WHAT YOU ARE ASKED TO DO:
From the line containing "Extract the structured" through the last line of the material, copy every line exactly, both ends inclusive; do not copy pictures.

-- start MATERIAL SUPPLIED --

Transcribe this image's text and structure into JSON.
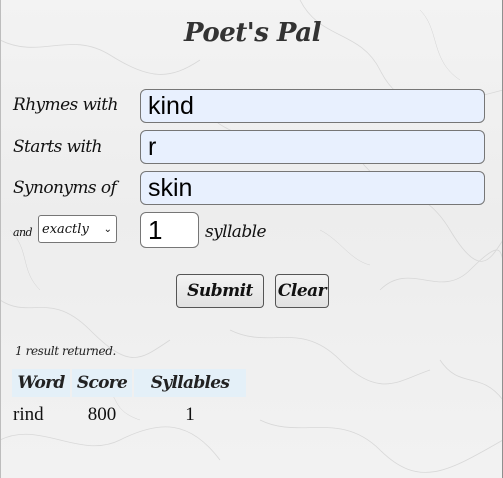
{
  "app": {
    "title": "Poet's Pal"
  },
  "form": {
    "rhymes_label": "Rhymes with",
    "rhymes_value": "kind",
    "starts_label": "Starts with",
    "starts_value": "r",
    "synonyms_label": "Synonyms of",
    "synonyms_value": "skin",
    "and_label": "and",
    "count_mode_selected": "exactly",
    "syllable_count": "1",
    "syllable_label": "syllable",
    "submit_label": "Submit",
    "clear_label": "Clear"
  },
  "results": {
    "summary": "1 result returned.",
    "columns": [
      "Word",
      "Score",
      "Syllables"
    ],
    "rows": [
      {
        "word": "rind",
        "score": "800",
        "syllables": "1"
      }
    ]
  },
  "colors": {
    "input_autofill_bg": "#e8f0fe",
    "header_bg": "#e4f0f8"
  }
}
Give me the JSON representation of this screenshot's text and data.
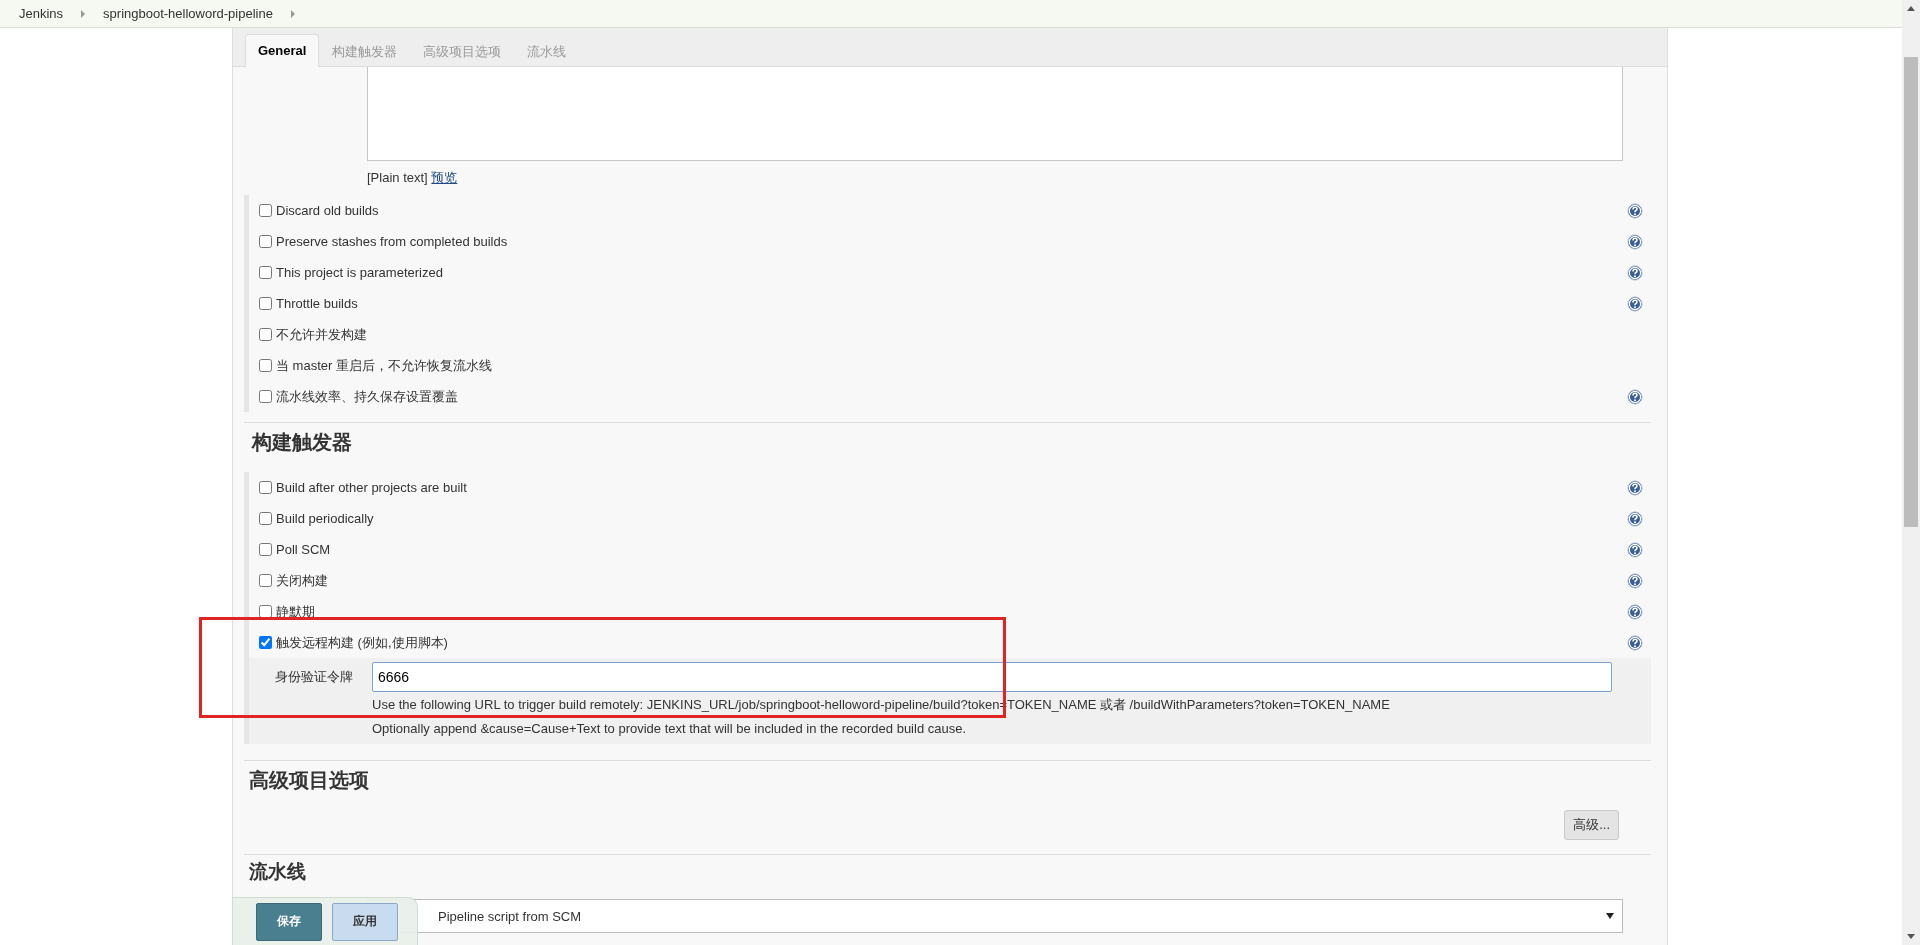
{
  "breadcrumbs": [
    {
      "label": "Jenkins"
    },
    {
      "label": "springboot-helloword-pipeline"
    }
  ],
  "tabs": [
    {
      "label": "General",
      "selected": true
    },
    {
      "label": "构建触发器",
      "selected": false
    },
    {
      "label": "高级项目选项",
      "selected": false
    },
    {
      "label": "流水线",
      "selected": false
    }
  ],
  "description": {
    "format_note": "[Plain text]",
    "preview_link": "预览"
  },
  "general_options": [
    {
      "label": "Discard old builds",
      "checked": false,
      "help": true
    },
    {
      "label": "Preserve stashes from completed builds",
      "checked": false,
      "help": true
    },
    {
      "label": "This project is parameterized",
      "checked": false,
      "help": true
    },
    {
      "label": "Throttle builds",
      "checked": false,
      "help": true
    },
    {
      "label": "不允许并发构建",
      "checked": false,
      "help": false
    },
    {
      "label": "当 master 重启后，不允许恢复流水线",
      "checked": false,
      "help": false
    },
    {
      "label": "流水线效率、持久保存设置覆盖",
      "checked": false,
      "help": true
    }
  ],
  "build_triggers": {
    "title": "构建触发器",
    "options": [
      {
        "label": "Build after other projects are built",
        "checked": false,
        "help": true
      },
      {
        "label": "Build periodically",
        "checked": false,
        "help": true
      },
      {
        "label": "Poll SCM",
        "checked": false,
        "help": true
      },
      {
        "label": "关闭构建",
        "checked": false,
        "help": true
      },
      {
        "label": "静默期",
        "checked": false,
        "help": true
      },
      {
        "label": "触发远程构建 (例如,使用脚本)",
        "checked": true,
        "help": true,
        "token_field": {
          "label": "身份验证令牌",
          "value": "6666",
          "hints": [
            "Use the following URL to trigger build remotely: JENKINS_URL/job/springboot-helloword-pipeline/build?token=TOKEN_NAME 或者 /buildWithParameters?token=TOKEN_NAME",
            "Optionally append &cause=Cause+Text to provide text that will be included in the recorded build cause."
          ]
        }
      }
    ]
  },
  "advanced_options": {
    "title": "高级项目选项",
    "button": "高级..."
  },
  "pipeline": {
    "title": "流水线",
    "definition": "Pipeline script from SCM"
  },
  "save_bar": {
    "buttons": [
      {
        "label": "保存",
        "kind": "primary"
      },
      {
        "label": "应用",
        "kind": "secondary"
      }
    ]
  }
}
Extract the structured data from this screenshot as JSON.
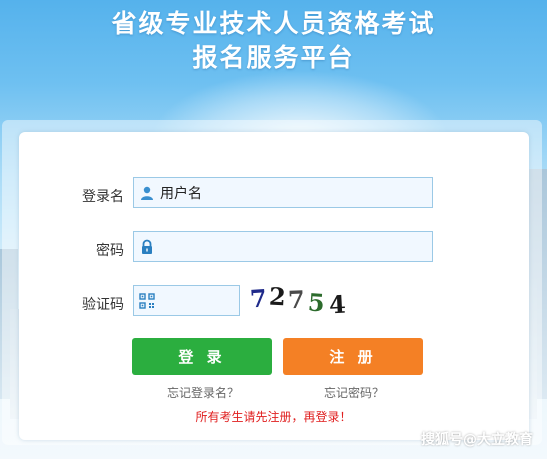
{
  "header": {
    "title_line1": "省级专业技术人员资格考试",
    "title_line2": "报名服务平台"
  },
  "form": {
    "username_label": "登录名",
    "username_value": "用户名",
    "username_icon": "user-icon",
    "password_label": "密码",
    "password_value": "",
    "password_icon": "lock-icon",
    "captcha_label": "验证码",
    "captcha_value": "",
    "captcha_icon": "qr-code-icon",
    "captcha_chars": [
      "7",
      "2",
      "7",
      "5",
      "4"
    ],
    "captcha_colors": [
      "#1f2a8a",
      "#1a1a1a",
      "#4a4a4a",
      "#2c6b2c",
      "#1a1a1a"
    ]
  },
  "buttons": {
    "login": "登 录",
    "register": "注 册",
    "login_color": "#2bae3f",
    "register_color": "#f48025"
  },
  "links": {
    "forgot_username": "忘记登录名？",
    "forgot_password": "忘记密码？"
  },
  "notice": "所有考生请先注册，再登录！",
  "watermark": "搜狐号@大立教育"
}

-- end MATERIAL SUPPLIED --

FINISHED TASK:
Extract the structured data from this screenshot as JSON.
{
  "header": {
    "title_line1": "省级专业技术人员资格考试",
    "title_line2": "报名服务平台"
  },
  "form": {
    "username_label": "登录名",
    "username_value": "用户名",
    "username_icon": "user-icon",
    "password_label": "密码",
    "password_value": "",
    "password_icon": "lock-icon",
    "captcha_label": "验证码",
    "captcha_value": "",
    "captcha_icon": "qr-code-icon",
    "captcha_chars": [
      "7",
      "2",
      "7",
      "5",
      "4"
    ],
    "captcha_colors": [
      "#1f2a8a",
      "#1a1a1a",
      "#4a4a4a",
      "#2c6b2c",
      "#1a1a1a"
    ]
  },
  "buttons": {
    "login": "登 录",
    "register": "注 册",
    "login_color": "#2bae3f",
    "register_color": "#f48025"
  },
  "links": {
    "forgot_username": "忘记登录名？",
    "forgot_password": "忘记密码？"
  },
  "notice": "所有考生请先注册，再登录！",
  "watermark": "搜狐号@大立教育"
}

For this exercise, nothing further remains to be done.